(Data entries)
___

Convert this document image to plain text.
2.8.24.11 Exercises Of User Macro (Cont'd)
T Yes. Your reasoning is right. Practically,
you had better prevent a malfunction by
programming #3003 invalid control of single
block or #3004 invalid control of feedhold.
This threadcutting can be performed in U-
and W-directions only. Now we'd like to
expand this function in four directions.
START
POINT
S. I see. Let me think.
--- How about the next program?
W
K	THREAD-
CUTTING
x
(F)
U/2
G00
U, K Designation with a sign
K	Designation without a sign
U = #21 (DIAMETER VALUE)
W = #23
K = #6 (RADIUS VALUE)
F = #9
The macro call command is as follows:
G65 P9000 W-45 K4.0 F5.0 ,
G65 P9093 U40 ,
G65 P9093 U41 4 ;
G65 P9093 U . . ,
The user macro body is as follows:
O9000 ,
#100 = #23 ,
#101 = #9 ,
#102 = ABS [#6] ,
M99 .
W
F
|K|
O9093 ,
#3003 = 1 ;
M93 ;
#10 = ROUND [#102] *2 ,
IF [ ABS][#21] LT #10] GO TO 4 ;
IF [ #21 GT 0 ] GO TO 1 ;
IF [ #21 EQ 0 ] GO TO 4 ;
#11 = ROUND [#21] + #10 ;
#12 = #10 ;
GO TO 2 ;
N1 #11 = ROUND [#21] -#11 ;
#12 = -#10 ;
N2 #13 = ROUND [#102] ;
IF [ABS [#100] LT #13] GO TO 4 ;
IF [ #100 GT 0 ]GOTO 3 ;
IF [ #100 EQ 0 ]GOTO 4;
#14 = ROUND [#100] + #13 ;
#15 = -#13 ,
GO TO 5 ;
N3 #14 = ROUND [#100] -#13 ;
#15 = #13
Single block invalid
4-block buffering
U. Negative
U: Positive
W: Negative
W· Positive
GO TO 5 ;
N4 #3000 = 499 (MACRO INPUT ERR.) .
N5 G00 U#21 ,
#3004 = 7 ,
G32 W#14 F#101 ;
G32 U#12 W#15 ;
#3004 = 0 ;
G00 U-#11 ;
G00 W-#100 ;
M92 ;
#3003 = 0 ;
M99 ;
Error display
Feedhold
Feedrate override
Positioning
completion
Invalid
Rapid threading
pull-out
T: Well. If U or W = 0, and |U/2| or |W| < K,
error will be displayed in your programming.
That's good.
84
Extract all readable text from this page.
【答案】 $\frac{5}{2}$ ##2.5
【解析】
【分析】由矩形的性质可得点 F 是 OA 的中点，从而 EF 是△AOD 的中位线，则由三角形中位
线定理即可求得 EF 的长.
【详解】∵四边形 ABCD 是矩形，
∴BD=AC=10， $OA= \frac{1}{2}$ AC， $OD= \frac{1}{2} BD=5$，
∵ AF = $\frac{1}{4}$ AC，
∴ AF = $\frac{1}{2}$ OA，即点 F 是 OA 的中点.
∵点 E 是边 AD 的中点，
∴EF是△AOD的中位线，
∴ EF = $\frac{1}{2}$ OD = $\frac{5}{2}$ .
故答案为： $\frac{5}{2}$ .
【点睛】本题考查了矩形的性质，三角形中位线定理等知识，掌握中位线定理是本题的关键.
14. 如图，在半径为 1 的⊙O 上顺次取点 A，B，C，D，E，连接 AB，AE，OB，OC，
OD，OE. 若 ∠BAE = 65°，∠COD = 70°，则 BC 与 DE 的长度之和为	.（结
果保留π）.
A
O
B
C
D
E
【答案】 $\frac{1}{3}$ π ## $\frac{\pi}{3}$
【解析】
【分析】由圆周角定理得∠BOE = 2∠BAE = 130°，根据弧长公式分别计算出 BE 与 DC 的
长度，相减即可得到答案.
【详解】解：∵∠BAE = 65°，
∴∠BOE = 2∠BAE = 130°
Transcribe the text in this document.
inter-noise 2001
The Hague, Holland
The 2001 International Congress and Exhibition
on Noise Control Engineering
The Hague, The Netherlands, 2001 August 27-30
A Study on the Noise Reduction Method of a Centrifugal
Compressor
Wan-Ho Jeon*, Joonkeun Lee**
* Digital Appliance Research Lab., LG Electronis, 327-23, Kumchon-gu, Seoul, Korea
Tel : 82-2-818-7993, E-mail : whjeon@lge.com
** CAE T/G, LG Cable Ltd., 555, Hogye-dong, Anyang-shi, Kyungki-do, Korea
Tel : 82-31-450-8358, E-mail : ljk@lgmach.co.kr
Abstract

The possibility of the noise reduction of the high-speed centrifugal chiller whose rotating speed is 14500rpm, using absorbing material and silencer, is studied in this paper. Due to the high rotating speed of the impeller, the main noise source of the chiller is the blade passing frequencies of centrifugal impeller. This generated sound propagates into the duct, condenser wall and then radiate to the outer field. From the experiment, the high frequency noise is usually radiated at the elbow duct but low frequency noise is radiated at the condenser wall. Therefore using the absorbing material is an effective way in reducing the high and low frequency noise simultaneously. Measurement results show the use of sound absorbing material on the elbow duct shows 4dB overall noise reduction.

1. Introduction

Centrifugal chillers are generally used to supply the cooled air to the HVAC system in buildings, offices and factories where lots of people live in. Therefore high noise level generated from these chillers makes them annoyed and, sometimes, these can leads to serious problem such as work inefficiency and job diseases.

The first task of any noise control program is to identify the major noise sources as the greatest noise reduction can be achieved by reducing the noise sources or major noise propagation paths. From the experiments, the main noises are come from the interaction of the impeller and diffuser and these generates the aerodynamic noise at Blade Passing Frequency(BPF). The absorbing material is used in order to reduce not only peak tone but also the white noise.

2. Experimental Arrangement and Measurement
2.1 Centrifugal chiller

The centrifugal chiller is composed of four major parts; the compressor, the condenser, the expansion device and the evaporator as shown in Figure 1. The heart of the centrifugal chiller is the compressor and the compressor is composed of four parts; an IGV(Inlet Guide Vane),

___

DIRECTIONS FOR THIS TASK. Every line of the listing that holds "document" should be found and copied.

EXERCISE OUTPUT.
Convert this document image to plain text.
Transcribe the text in this document.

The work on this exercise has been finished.